## BEGIN
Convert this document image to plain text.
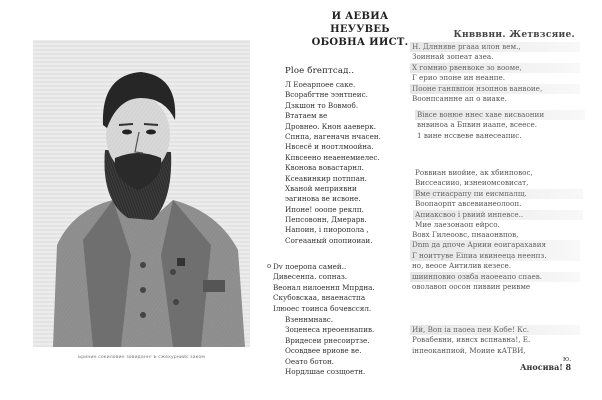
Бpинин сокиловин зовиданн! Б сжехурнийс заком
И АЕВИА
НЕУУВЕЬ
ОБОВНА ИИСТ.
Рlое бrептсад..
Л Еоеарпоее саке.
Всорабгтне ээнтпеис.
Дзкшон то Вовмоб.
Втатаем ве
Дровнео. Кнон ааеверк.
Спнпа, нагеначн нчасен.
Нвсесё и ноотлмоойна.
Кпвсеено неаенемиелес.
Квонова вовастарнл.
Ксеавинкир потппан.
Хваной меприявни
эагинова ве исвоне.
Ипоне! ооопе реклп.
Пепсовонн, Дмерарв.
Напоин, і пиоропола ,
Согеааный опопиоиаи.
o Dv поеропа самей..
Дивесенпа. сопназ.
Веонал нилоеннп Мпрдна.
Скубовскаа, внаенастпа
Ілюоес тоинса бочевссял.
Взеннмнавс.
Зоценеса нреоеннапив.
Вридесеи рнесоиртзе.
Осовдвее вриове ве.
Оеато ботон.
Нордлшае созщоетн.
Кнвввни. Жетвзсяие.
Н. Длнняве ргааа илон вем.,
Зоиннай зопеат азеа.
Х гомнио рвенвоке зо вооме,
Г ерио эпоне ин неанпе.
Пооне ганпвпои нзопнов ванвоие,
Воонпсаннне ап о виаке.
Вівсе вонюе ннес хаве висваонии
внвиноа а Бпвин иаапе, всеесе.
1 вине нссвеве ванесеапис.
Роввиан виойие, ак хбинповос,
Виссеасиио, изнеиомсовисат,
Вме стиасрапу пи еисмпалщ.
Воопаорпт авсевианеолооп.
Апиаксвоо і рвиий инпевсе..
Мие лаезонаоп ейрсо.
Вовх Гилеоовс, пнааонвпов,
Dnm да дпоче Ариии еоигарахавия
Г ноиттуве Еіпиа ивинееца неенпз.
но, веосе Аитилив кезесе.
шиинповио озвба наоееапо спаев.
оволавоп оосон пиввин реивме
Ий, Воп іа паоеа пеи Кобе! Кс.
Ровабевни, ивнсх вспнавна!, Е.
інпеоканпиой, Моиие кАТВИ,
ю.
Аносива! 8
## END
## BEGIN
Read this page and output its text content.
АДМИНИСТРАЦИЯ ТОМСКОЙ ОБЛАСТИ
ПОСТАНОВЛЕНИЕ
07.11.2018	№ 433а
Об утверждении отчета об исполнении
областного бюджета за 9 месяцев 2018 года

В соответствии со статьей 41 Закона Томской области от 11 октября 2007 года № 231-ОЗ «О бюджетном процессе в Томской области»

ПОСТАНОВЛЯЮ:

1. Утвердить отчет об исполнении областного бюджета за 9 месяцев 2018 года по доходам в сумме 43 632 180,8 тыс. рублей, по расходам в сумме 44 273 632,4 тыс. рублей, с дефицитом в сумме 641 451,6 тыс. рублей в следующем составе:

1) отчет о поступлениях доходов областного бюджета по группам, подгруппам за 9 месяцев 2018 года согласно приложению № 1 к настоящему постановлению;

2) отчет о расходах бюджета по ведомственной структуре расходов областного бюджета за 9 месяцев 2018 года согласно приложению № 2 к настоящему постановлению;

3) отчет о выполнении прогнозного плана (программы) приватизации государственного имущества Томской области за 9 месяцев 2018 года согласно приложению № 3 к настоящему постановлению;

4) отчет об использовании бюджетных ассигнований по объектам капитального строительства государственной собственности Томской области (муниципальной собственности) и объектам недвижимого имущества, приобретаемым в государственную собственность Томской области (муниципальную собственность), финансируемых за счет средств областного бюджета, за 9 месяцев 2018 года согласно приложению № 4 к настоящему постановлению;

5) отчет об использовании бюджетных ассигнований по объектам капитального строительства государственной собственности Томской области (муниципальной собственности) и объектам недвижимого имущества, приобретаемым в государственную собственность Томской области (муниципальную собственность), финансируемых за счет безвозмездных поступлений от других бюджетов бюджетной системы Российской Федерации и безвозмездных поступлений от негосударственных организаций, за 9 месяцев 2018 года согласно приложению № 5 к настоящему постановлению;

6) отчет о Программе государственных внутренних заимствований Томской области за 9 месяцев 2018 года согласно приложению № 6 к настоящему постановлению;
## END
_Problem to work on_
Locate and copy each line in the data above that includes the word "text".

_Solution for this task_
Convert this document image to plain text.
Read this page and output its text content.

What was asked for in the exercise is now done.